--- GIVEN INFORMATION ---

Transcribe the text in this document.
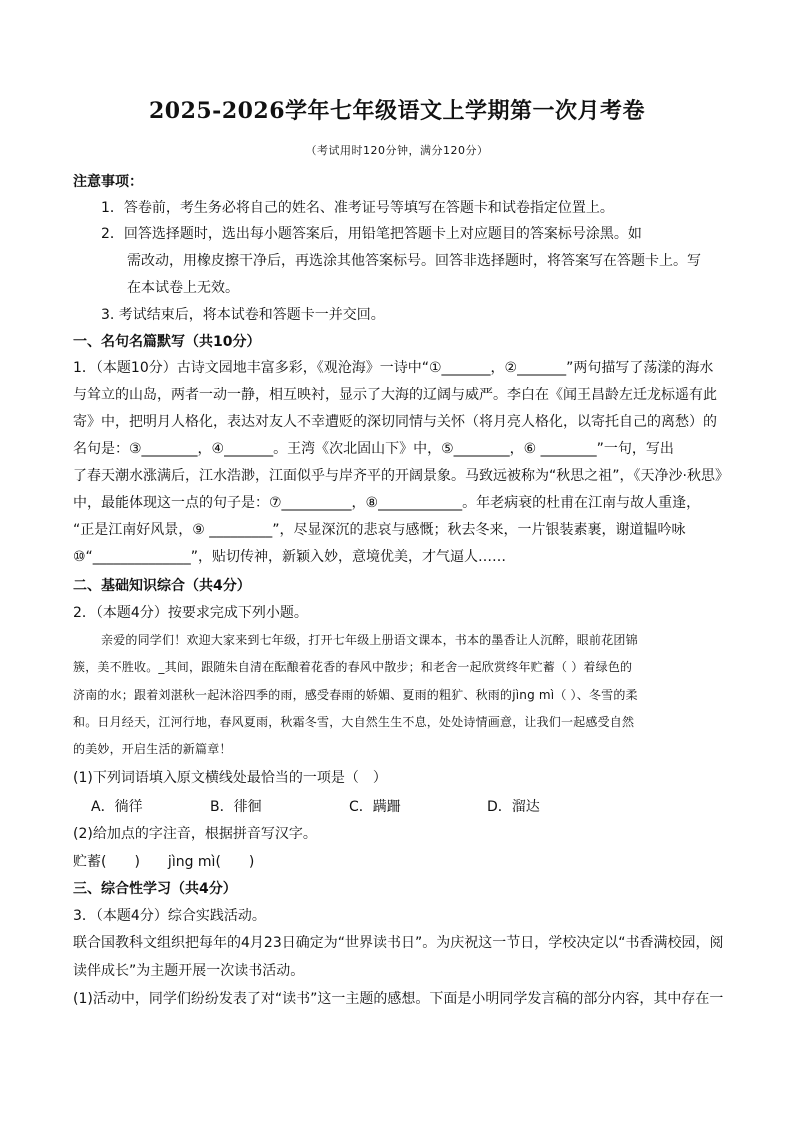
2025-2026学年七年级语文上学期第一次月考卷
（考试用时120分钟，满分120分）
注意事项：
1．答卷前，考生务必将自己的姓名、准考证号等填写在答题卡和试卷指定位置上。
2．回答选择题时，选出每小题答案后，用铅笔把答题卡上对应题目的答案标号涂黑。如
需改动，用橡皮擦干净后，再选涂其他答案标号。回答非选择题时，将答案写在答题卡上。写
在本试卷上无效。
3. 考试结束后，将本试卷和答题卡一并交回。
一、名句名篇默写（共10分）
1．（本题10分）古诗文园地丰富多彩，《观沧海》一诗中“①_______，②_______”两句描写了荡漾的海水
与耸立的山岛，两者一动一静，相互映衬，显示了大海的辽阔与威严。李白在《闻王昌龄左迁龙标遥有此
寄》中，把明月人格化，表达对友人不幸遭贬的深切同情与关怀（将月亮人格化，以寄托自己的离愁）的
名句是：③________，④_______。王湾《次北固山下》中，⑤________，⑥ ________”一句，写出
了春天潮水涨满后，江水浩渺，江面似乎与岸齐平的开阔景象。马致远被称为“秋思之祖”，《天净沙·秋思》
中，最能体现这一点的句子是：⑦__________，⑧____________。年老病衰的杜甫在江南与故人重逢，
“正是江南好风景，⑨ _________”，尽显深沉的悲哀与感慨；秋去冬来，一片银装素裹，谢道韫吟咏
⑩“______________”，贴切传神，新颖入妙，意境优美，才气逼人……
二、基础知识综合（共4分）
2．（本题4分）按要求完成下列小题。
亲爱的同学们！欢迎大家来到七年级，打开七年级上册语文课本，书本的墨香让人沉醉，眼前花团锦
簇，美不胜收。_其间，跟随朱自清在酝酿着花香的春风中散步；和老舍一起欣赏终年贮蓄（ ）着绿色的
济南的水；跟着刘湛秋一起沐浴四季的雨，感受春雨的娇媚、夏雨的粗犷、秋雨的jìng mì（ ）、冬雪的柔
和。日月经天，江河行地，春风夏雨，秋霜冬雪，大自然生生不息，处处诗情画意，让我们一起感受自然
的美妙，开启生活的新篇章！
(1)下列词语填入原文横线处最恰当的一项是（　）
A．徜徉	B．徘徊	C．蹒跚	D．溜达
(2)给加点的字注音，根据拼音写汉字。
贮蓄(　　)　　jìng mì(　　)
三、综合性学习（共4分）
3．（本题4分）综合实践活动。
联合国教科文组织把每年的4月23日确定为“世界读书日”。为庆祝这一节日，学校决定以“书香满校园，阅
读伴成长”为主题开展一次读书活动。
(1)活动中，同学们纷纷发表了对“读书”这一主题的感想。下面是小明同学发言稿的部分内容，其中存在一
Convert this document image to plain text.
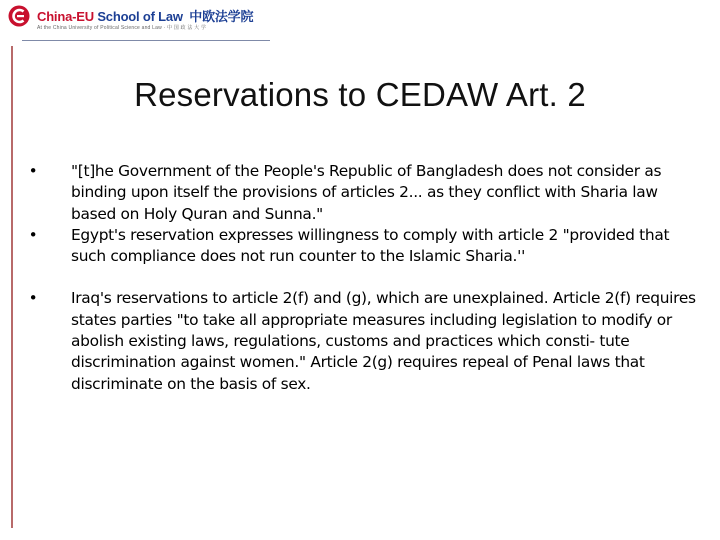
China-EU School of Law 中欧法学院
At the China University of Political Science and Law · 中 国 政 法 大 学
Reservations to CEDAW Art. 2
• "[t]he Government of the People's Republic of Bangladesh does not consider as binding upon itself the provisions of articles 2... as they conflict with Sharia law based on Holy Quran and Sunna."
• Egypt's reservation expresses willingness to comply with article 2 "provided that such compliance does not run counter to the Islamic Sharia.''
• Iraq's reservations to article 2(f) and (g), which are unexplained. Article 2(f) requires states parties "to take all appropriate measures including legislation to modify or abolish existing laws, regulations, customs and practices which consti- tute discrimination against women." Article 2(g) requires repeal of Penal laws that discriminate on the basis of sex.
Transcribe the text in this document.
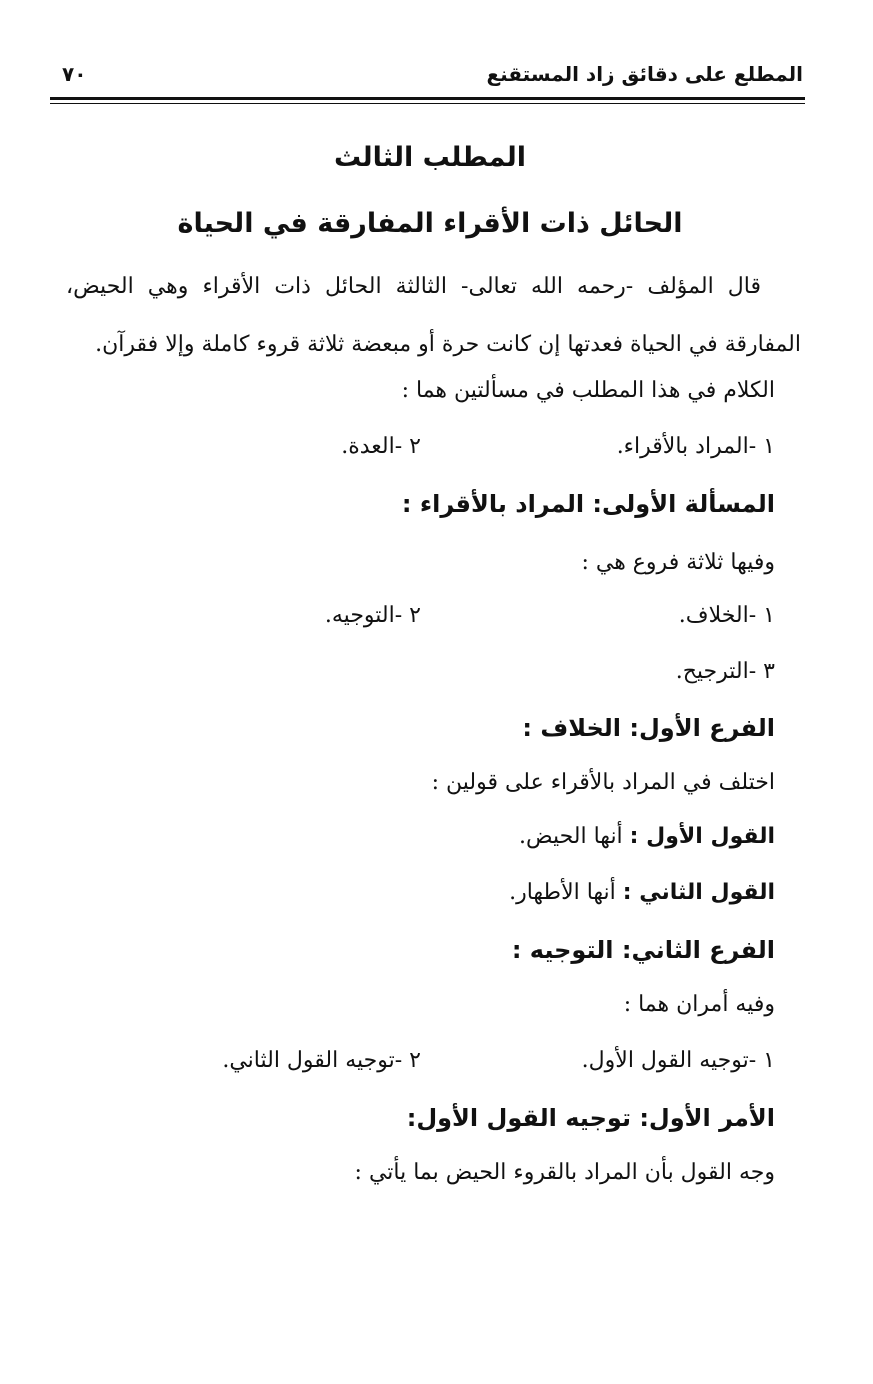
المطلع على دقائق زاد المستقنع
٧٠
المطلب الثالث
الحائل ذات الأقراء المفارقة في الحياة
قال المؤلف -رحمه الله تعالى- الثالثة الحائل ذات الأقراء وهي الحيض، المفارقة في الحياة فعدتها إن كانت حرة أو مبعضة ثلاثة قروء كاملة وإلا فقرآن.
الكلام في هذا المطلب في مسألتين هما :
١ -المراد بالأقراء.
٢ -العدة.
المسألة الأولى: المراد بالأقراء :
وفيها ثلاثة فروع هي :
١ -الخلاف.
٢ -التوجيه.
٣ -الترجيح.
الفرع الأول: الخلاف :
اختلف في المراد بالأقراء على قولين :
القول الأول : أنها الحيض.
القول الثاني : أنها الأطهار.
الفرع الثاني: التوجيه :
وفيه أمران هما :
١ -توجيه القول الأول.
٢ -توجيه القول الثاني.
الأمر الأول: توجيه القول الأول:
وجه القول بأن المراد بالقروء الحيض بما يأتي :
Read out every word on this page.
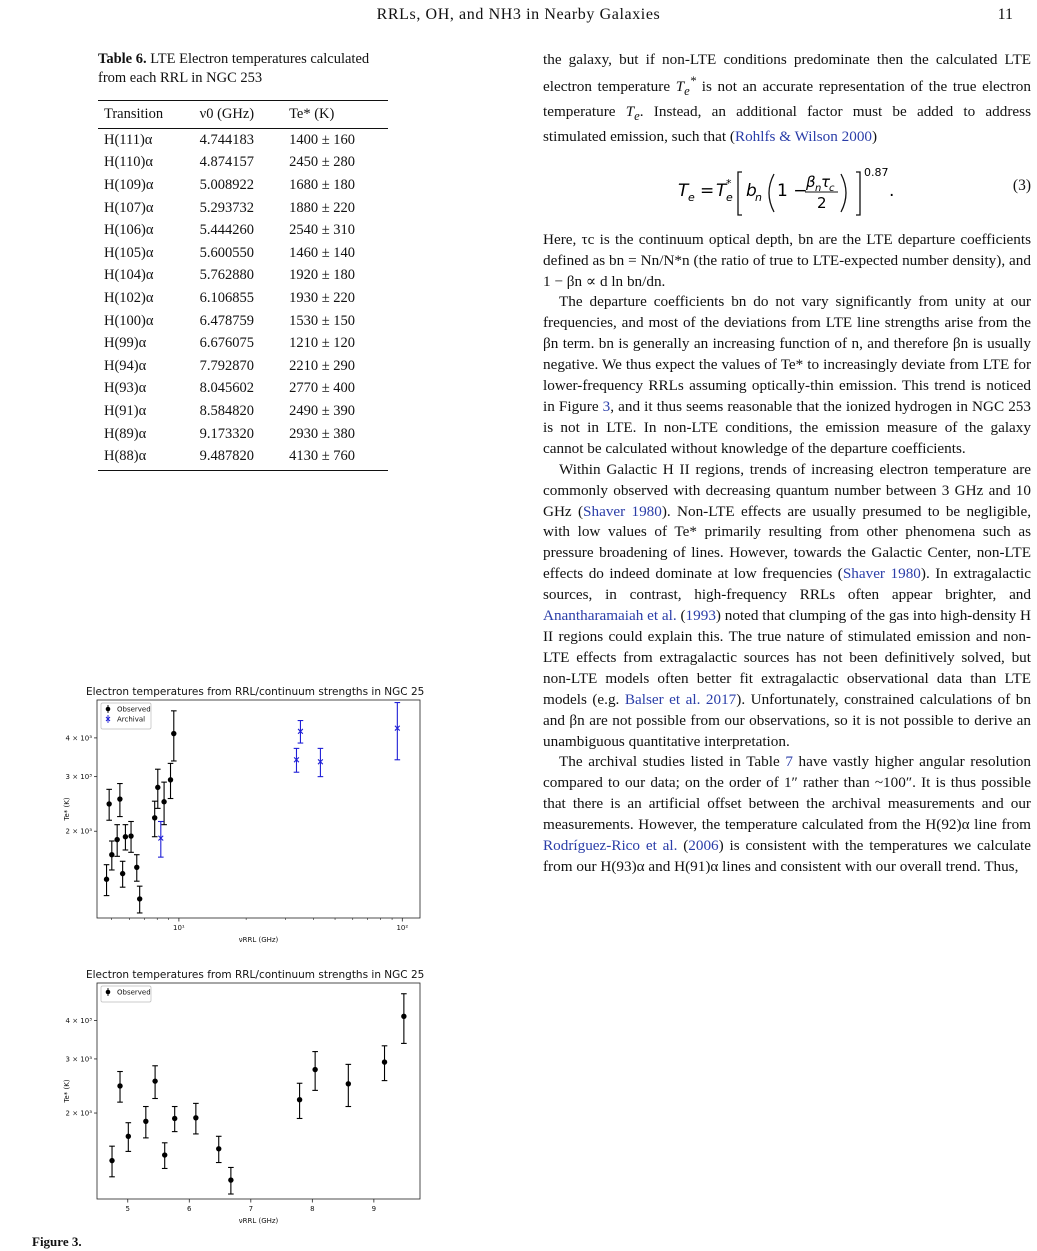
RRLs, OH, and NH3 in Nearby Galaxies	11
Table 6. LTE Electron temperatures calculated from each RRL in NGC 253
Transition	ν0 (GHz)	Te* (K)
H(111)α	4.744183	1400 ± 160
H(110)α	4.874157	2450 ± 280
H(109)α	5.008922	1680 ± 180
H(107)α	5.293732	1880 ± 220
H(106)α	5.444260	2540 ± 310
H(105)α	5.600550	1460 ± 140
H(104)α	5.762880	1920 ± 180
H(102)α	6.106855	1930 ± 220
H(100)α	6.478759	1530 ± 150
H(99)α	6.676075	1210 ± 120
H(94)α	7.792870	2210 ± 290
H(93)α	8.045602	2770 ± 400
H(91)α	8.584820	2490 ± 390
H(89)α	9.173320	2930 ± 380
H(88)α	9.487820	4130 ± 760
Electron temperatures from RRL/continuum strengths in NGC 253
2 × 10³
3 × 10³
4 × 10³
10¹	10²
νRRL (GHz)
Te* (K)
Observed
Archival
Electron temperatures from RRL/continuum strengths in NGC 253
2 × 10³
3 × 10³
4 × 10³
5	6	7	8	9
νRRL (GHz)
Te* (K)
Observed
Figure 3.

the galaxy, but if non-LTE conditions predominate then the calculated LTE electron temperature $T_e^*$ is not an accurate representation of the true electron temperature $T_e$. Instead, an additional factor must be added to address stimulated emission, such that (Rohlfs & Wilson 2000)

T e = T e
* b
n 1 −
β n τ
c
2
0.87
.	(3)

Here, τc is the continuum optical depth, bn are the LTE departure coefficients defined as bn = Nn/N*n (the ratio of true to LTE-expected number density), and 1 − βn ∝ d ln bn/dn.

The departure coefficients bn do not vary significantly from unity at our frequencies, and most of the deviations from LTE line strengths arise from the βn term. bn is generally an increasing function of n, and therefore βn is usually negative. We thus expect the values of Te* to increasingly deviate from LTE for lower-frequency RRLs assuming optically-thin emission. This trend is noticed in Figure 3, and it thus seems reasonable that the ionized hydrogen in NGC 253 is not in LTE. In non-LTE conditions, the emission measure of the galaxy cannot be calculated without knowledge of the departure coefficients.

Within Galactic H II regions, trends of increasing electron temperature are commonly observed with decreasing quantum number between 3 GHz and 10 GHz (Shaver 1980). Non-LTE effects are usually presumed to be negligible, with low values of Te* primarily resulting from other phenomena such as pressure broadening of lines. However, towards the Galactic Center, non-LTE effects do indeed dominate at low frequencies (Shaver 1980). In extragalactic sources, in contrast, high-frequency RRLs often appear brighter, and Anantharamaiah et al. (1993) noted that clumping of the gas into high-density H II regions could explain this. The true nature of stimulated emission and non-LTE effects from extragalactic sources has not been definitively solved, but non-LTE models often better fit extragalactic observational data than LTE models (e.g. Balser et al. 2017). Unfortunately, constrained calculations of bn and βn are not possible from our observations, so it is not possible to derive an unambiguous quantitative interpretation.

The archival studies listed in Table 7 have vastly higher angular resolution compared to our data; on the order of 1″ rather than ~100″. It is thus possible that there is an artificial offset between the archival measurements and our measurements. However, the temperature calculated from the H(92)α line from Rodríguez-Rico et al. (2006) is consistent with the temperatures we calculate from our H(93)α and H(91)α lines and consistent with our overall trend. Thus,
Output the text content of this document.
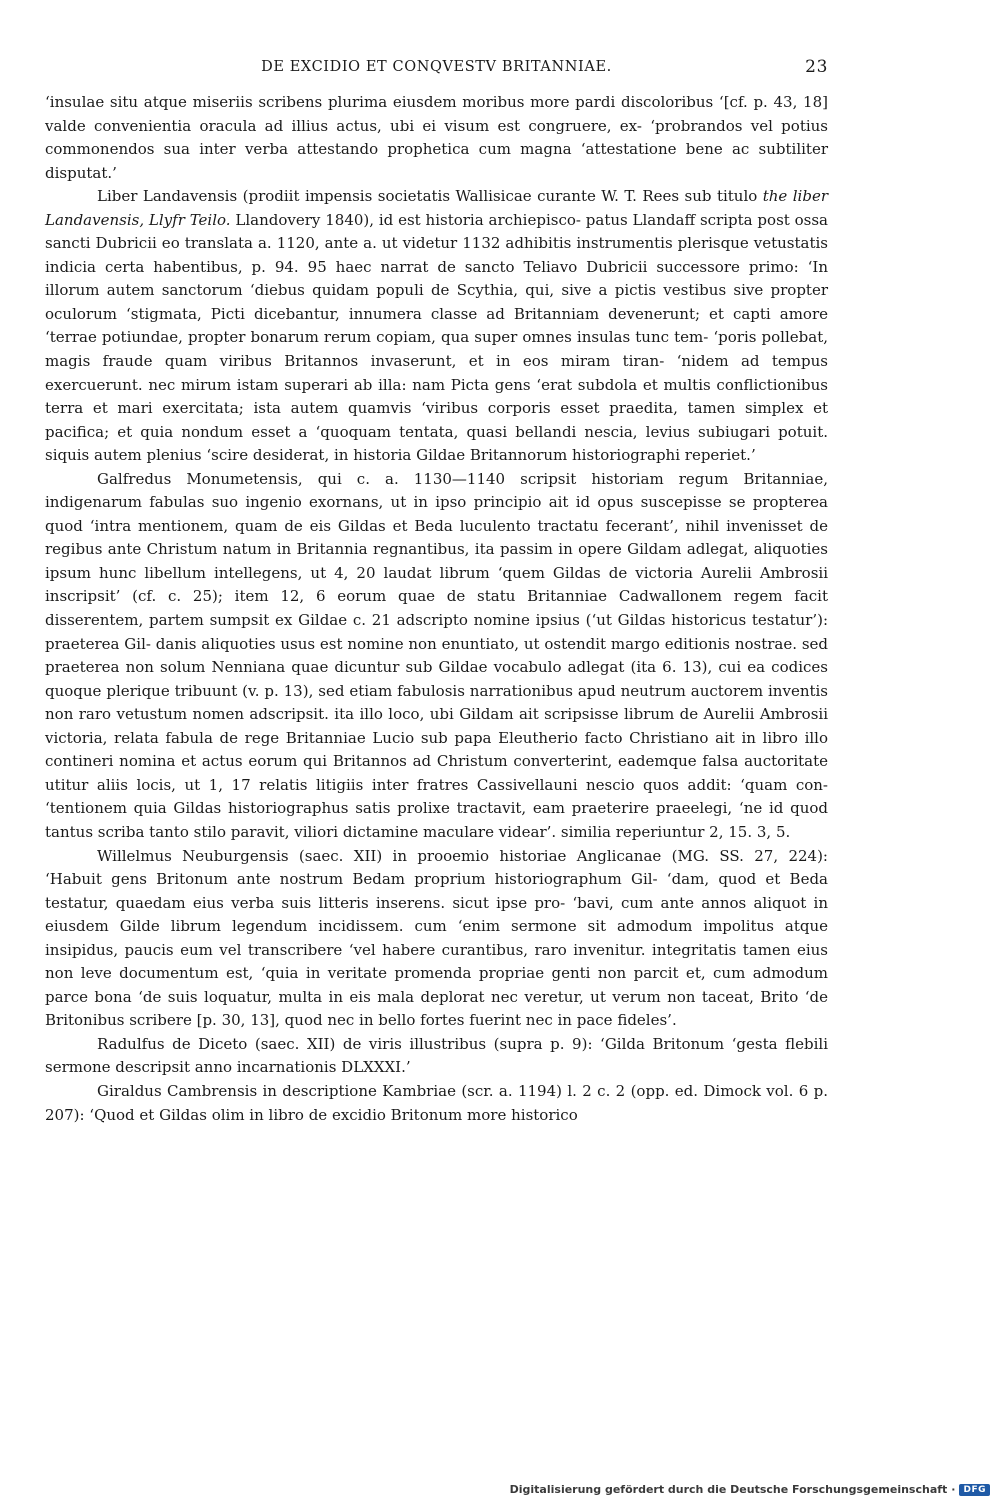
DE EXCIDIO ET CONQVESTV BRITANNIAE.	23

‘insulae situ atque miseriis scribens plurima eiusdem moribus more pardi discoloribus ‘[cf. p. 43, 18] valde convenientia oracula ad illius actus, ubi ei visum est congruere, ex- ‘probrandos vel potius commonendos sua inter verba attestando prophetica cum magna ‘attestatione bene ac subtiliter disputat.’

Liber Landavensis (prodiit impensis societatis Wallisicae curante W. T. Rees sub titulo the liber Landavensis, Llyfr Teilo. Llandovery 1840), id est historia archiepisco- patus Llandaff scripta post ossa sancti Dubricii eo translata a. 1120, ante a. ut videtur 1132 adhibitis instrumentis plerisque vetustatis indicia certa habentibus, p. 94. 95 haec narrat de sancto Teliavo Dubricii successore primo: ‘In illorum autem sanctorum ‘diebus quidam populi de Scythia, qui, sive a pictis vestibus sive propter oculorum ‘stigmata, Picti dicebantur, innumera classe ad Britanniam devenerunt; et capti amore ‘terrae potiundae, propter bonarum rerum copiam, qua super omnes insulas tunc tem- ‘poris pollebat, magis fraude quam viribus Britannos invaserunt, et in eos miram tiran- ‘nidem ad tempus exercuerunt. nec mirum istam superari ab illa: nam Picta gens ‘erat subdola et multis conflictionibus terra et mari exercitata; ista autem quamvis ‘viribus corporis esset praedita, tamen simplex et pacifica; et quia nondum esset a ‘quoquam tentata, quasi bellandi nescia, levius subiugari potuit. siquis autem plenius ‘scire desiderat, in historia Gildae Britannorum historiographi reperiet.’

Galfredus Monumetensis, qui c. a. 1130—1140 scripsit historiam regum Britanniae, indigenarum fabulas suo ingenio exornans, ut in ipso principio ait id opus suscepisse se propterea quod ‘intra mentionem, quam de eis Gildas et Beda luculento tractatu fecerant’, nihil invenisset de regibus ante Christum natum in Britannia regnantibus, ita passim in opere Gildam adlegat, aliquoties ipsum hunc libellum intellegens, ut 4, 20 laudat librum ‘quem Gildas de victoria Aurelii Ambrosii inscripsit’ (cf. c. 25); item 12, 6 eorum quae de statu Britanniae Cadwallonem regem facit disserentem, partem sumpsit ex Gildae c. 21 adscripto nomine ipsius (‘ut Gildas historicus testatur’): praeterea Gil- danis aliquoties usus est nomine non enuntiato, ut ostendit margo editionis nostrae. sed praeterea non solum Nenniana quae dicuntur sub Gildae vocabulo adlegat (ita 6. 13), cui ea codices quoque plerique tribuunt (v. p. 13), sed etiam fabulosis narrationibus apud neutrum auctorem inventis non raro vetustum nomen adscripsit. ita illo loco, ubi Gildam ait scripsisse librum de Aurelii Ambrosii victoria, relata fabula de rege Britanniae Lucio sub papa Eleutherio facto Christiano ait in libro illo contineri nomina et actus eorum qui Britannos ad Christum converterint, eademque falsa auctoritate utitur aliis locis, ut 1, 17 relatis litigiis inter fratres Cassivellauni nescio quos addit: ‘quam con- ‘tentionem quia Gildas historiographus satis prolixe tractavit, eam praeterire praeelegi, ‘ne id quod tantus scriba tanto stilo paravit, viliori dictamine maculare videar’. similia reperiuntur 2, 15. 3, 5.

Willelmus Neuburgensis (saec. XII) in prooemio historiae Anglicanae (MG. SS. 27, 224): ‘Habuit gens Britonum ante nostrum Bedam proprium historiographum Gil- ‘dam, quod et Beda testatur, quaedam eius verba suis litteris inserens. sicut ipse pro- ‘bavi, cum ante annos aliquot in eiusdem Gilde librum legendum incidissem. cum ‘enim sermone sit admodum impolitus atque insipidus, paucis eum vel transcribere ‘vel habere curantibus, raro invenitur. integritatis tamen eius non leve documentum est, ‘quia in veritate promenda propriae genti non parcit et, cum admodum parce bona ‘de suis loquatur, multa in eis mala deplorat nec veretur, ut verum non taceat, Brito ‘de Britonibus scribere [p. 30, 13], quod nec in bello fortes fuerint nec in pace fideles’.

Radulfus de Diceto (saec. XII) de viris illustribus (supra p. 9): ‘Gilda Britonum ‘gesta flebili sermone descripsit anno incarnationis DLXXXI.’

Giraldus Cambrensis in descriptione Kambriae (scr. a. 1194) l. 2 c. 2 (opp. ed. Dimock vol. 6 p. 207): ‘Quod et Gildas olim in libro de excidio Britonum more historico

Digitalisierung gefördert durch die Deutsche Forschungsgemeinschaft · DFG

---

Return all lines of the material above in which the word "conditions" occurs.

TASK RESULT.
the galaxy, but if non-LTE conditions predominate then the calculated LTE electron temperature $T_e^*$ is not an accurate representation of the true electron temperature $T_e$. Instead, an additional factor must be added to address stimulated emission, such that (Rohlfs & Wilson 2000)
The departure coefficients bn do not vary significantly from unity at our frequencies, and most of the deviations from LTE line strengths arise from the βn term. bn is generally an increasing function of n, and therefore βn is usually negative. We thus expect the values of Te* to increasingly deviate from LTE for lower-frequency RRLs assuming optically-thin emission. This trend is noticed in Figure 3, and it thus seems reasonable that the ionized hydrogen in NGC 253 is not in LTE. In non-LTE conditions, the emission measure of the galaxy cannot be calculated without knowledge of the departure coefficients.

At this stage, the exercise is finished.